## Goal of the exercise
The exercise asks you to copy every line below in which "Nunca" appears.

## Record extracts
>>>

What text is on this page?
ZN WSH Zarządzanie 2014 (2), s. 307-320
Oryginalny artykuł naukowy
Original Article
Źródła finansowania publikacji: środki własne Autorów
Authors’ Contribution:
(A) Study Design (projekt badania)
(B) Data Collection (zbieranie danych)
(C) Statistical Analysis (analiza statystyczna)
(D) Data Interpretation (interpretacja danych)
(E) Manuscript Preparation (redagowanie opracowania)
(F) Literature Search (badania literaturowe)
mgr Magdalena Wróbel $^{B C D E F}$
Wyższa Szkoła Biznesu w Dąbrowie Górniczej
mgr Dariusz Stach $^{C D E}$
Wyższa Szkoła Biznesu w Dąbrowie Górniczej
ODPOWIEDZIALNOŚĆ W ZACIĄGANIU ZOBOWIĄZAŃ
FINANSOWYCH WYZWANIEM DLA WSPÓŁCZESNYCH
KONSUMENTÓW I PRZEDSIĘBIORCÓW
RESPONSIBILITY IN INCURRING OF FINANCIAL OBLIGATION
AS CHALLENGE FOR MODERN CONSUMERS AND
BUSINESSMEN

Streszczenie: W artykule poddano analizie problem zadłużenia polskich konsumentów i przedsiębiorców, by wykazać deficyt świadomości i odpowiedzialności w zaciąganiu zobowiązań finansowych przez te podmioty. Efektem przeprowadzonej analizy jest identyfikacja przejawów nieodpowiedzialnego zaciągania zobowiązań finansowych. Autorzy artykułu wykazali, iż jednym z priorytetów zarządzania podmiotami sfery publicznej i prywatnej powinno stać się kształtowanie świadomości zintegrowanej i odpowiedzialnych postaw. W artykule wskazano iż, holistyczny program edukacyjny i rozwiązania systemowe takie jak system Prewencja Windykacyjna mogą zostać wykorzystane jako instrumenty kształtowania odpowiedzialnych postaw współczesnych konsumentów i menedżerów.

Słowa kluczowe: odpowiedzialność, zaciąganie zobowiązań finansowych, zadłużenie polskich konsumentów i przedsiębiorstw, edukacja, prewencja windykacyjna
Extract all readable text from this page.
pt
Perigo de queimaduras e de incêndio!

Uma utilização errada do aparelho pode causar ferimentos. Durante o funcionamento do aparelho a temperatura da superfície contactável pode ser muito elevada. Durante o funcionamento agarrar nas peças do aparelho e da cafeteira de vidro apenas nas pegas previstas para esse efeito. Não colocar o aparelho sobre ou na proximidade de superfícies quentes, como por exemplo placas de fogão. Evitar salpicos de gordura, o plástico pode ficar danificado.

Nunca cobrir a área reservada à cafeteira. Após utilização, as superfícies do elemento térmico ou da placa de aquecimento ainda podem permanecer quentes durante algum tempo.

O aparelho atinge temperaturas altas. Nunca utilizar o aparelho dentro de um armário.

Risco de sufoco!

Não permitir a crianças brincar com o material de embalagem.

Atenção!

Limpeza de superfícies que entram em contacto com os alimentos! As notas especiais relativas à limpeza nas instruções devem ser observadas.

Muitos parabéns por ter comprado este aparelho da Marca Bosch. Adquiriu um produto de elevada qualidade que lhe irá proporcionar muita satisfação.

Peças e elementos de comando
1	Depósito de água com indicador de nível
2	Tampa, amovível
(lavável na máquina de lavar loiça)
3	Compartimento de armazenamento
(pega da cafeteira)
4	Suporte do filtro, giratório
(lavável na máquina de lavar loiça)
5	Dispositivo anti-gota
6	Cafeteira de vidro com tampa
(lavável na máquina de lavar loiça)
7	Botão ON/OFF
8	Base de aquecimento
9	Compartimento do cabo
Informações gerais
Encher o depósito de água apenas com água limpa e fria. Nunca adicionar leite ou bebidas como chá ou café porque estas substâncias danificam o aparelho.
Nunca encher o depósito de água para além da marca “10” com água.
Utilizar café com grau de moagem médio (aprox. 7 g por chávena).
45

<<<

## Response to the exercise
Nunca cobrir a área reservada à cafeteira. Após utilização, as superfícies do elemento térmico ou da placa de aquecimento ainda podem permanecer quentes durante algum tempo.
O aparelho atinge temperaturas altas. Nunca utilizar o aparelho dentro de um armário.
Encher o depósito de água apenas com água limpa e fria. Nunca adicionar leite ou bebidas como chá ou café porque estas substâncias danificam o aparelho.
Nunca encher o depósito de água para além da marca “10” com água.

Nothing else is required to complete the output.